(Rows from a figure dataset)
============

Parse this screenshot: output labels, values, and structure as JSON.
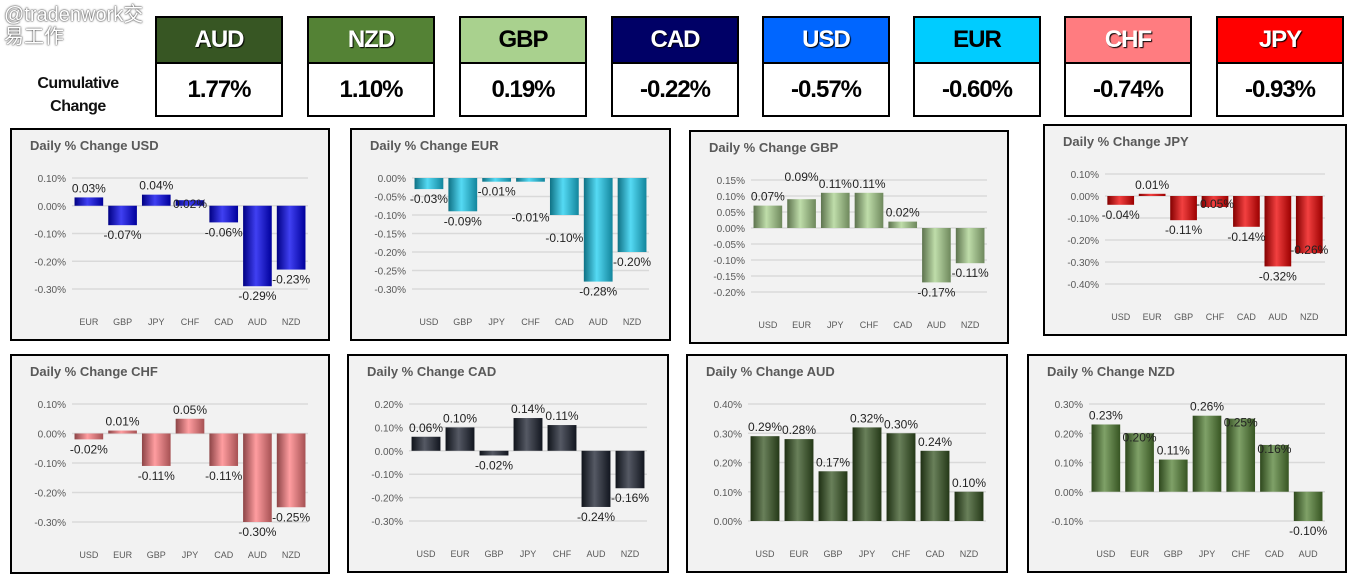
{
  "cumulative": {
    "label": "Cumulative Change",
    "currencies": [
      {
        "code": "AUD",
        "value": "1.77%",
        "color": "#375623",
        "text_color": "#ffffff"
      },
      {
        "code": "NZD",
        "value": "1.10%",
        "color": "#548235",
        "text_color": "#ffffff"
      },
      {
        "code": "GBP",
        "value": "0.19%",
        "color": "#a9d18e",
        "text_color": "#000000"
      },
      {
        "code": "CAD",
        "value": "-0.22%",
        "color": "#000066",
        "text_color": "#ffffff"
      },
      {
        "code": "USD",
        "value": "-0.57%",
        "color": "#0066ff",
        "text_color": "#ffffff"
      },
      {
        "code": "EUR",
        "value": "-0.60%",
        "color": "#00ccff",
        "text_color": "#000000"
      },
      {
        "code": "CHF",
        "value": "-0.74%",
        "color": "#ff7c80",
        "text_color": "#ffffff"
      },
      {
        "code": "JPY",
        "value": "-0.93%",
        "color": "#ff0000",
        "text_color": "#ffffff"
      }
    ]
  },
  "chart_data": [
    {
      "type": "bar",
      "title": "Daily % Change USD",
      "categories": [
        "EUR",
        "GBP",
        "JPY",
        "CHF",
        "CAD",
        "AUD",
        "NZD"
      ],
      "values": [
        0.03,
        -0.07,
        0.04,
        0.02,
        -0.06,
        -0.29,
        -0.23
      ],
      "ylim": [
        -0.3,
        0.1
      ],
      "ytick_step": 0.1,
      "color": "#0000ee",
      "grid": true
    },
    {
      "type": "bar",
      "title": "Daily % Change EUR",
      "categories": [
        "USD",
        "GBP",
        "JPY",
        "CHF",
        "CAD",
        "AUD",
        "NZD"
      ],
      "values": [
        -0.03,
        -0.09,
        -0.01,
        -0.01,
        -0.1,
        -0.28,
        -0.2
      ],
      "ylim": [
        -0.3,
        0.0
      ],
      "ytick_step": 0.05,
      "color": "#1ccdf0",
      "grid": true
    },
    {
      "type": "bar",
      "title": "Daily % Change GBP",
      "categories": [
        "USD",
        "EUR",
        "JPY",
        "CHF",
        "CAD",
        "AUD",
        "NZD"
      ],
      "values": [
        0.07,
        0.09,
        0.11,
        0.11,
        0.02,
        -0.17,
        -0.11
      ],
      "ylim": [
        -0.2,
        0.15
      ],
      "ytick_step": 0.05,
      "color": "#a9d18e",
      "grid": true
    },
    {
      "type": "bar",
      "title": "Daily % Change JPY",
      "categories": [
        "USD",
        "EUR",
        "GBP",
        "CHF",
        "CAD",
        "AUD",
        "NZD"
      ],
      "values": [
        -0.04,
        0.01,
        -0.11,
        -0.05,
        -0.14,
        -0.32,
        -0.26
      ],
      "ylim": [
        -0.4,
        0.1
      ],
      "ytick_step": 0.1,
      "color": "#ee0000",
      "grid": true
    },
    {
      "type": "bar",
      "title": "Daily % Change CHF",
      "categories": [
        "USD",
        "EUR",
        "GBP",
        "JPY",
        "CAD",
        "AUD",
        "NZD"
      ],
      "values": [
        -0.02,
        0.01,
        -0.11,
        0.05,
        -0.11,
        -0.3,
        -0.25
      ],
      "ylim": [
        -0.3,
        0.1
      ],
      "ytick_step": 0.1,
      "color": "#ff7c80",
      "grid": true
    },
    {
      "type": "bar",
      "title": "Daily % Change CAD",
      "categories": [
        "USD",
        "EUR",
        "GBP",
        "JPY",
        "CHF",
        "AUD",
        "NZD"
      ],
      "values": [
        0.06,
        0.1,
        -0.02,
        0.14,
        0.11,
        -0.24,
        -0.16
      ],
      "ylim": [
        -0.3,
        0.2
      ],
      "ytick_step": 0.1,
      "color": "#1c2230",
      "grid": true
    },
    {
      "type": "bar",
      "title": "Daily % Change AUD",
      "categories": [
        "USD",
        "EUR",
        "GBP",
        "JPY",
        "CHF",
        "CAD",
        "NZD"
      ],
      "values": [
        0.29,
        0.28,
        0.17,
        0.32,
        0.3,
        0.24,
        0.1
      ],
      "ylim": [
        0.0,
        0.4
      ],
      "ytick_step": 0.1,
      "color": "#375623",
      "grid": true
    },
    {
      "type": "bar",
      "title": "Daily % Change NZD",
      "categories": [
        "USD",
        "EUR",
        "GBP",
        "JPY",
        "CHF",
        "CAD",
        "AUD"
      ],
      "values": [
        0.23,
        0.2,
        0.11,
        0.26,
        0.25,
        0.16,
        -0.1
      ],
      "ylim": [
        -0.1,
        0.3
      ],
      "ytick_step": 0.1,
      "color": "#548235",
      "grid": true
    }
  ],
  "watermark": "@tradenwork交易工作"
}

============

WRITTEN PROBLEM » Repeat the listing above exactly, with no pictures.

THE RESPONSE »
Parse this screenshot: output labels, values, and structure as JSON.
{
  "cumulative": {
    "label": "Cumulative Change",
    "currencies": [
      {
        "code": "AUD",
        "value": "1.77%",
        "color": "#375623",
        "text_color": "#ffffff"
      },
      {
        "code": "NZD",
        "value": "1.10%",
        "color": "#548235",
        "text_color": "#ffffff"
      },
      {
        "code": "GBP",
        "value": "0.19%",
        "color": "#a9d18e",
        "text_color": "#000000"
      },
      {
        "code": "CAD",
        "value": "-0.22%",
        "color": "#000066",
        "text_color": "#ffffff"
      },
      {
        "code": "USD",
        "value": "-0.57%",
        "color": "#0066ff",
        "text_color": "#ffffff"
      },
      {
        "code": "EUR",
        "value": "-0.60%",
        "color": "#00ccff",
        "text_color": "#000000"
      },
      {
        "code": "CHF",
        "value": "-0.74%",
        "color": "#ff7c80",
        "text_color": "#ffffff"
      },
      {
        "code": "JPY",
        "value": "-0.93%",
        "color": "#ff0000",
        "text_color": "#ffffff"
      }
    ]
  },
  "chart_data": [
    {
      "type": "bar",
      "title": "Daily % Change USD",
      "categories": [
        "EUR",
        "GBP",
        "JPY",
        "CHF",
        "CAD",
        "AUD",
        "NZD"
      ],
      "values": [
        0.03,
        -0.07,
        0.04,
        0.02,
        -0.06,
        -0.29,
        -0.23
      ],
      "ylim": [
        -0.3,
        0.1
      ],
      "ytick_step": 0.1,
      "color": "#0000ee",
      "grid": true
    },
    {
      "type": "bar",
      "title": "Daily % Change EUR",
      "categories": [
        "USD",
        "GBP",
        "JPY",
        "CHF",
        "CAD",
        "AUD",
        "NZD"
      ],
      "values": [
        -0.03,
        -0.09,
        -0.01,
        -0.01,
        -0.1,
        -0.28,
        -0.2
      ],
      "ylim": [
        -0.3,
        0.0
      ],
      "ytick_step": 0.05,
      "color": "#1ccdf0",
      "grid": true
    },
    {
      "type": "bar",
      "title": "Daily % Change GBP",
      "categories": [
        "USD",
        "EUR",
        "JPY",
        "CHF",
        "CAD",
        "AUD",
        "NZD"
      ],
      "values": [
        0.07,
        0.09,
        0.11,
        0.11,
        0.02,
        -0.17,
        -0.11
      ],
      "ylim": [
        -0.2,
        0.15
      ],
      "ytick_step": 0.05,
      "color": "#a9d18e",
      "grid": true
    },
    {
      "type": "bar",
      "title": "Daily % Change JPY",
      "categories": [
        "USD",
        "EUR",
        "GBP",
        "CHF",
        "CAD",
        "AUD",
        "NZD"
      ],
      "values": [
        -0.04,
        0.01,
        -0.11,
        -0.05,
        -0.14,
        -0.32,
        -0.26
      ],
      "ylim": [
        -0.4,
        0.1
      ],
      "ytick_step": 0.1,
      "color": "#ee0000",
      "grid": true
    },
    {
      "type": "bar",
      "title": "Daily % Change CHF",
      "categories": [
        "USD",
        "EUR",
        "GBP",
        "JPY",
        "CAD",
        "AUD",
        "NZD"
      ],
      "values": [
        -0.02,
        0.01,
        -0.11,
        0.05,
        -0.11,
        -0.3,
        -0.25
      ],
      "ylim": [
        -0.3,
        0.1
      ],
      "ytick_step": 0.1,
      "color": "#ff7c80",
      "grid": true
    },
    {
      "type": "bar",
      "title": "Daily % Change CAD",
      "categories": [
        "USD",
        "EUR",
        "GBP",
        "JPY",
        "CHF",
        "AUD",
        "NZD"
      ],
      "values": [
        0.06,
        0.1,
        -0.02,
        0.14,
        0.11,
        -0.24,
        -0.16
      ],
      "ylim": [
        -0.3,
        0.2
      ],
      "ytick_step": 0.1,
      "color": "#1c2230",
      "grid": true
    },
    {
      "type": "bar",
      "title": "Daily % Change AUD",
      "categories": [
        "USD",
        "EUR",
        "GBP",
        "JPY",
        "CHF",
        "CAD",
        "NZD"
      ],
      "values": [
        0.29,
        0.28,
        0.17,
        0.32,
        0.3,
        0.24,
        0.1
      ],
      "ylim": [
        0.0,
        0.4
      ],
      "ytick_step": 0.1,
      "color": "#375623",
      "grid": true
    },
    {
      "type": "bar",
      "title": "Daily % Change NZD",
      "categories": [
        "USD",
        "EUR",
        "GBP",
        "JPY",
        "CHF",
        "CAD",
        "AUD"
      ],
      "values": [
        0.23,
        0.2,
        0.11,
        0.26,
        0.25,
        0.16,
        -0.1
      ],
      "ylim": [
        -0.1,
        0.3
      ],
      "ytick_step": 0.1,
      "color": "#548235",
      "grid": true
    }
  ],
  "watermark": "@tradenwork交易工作"
}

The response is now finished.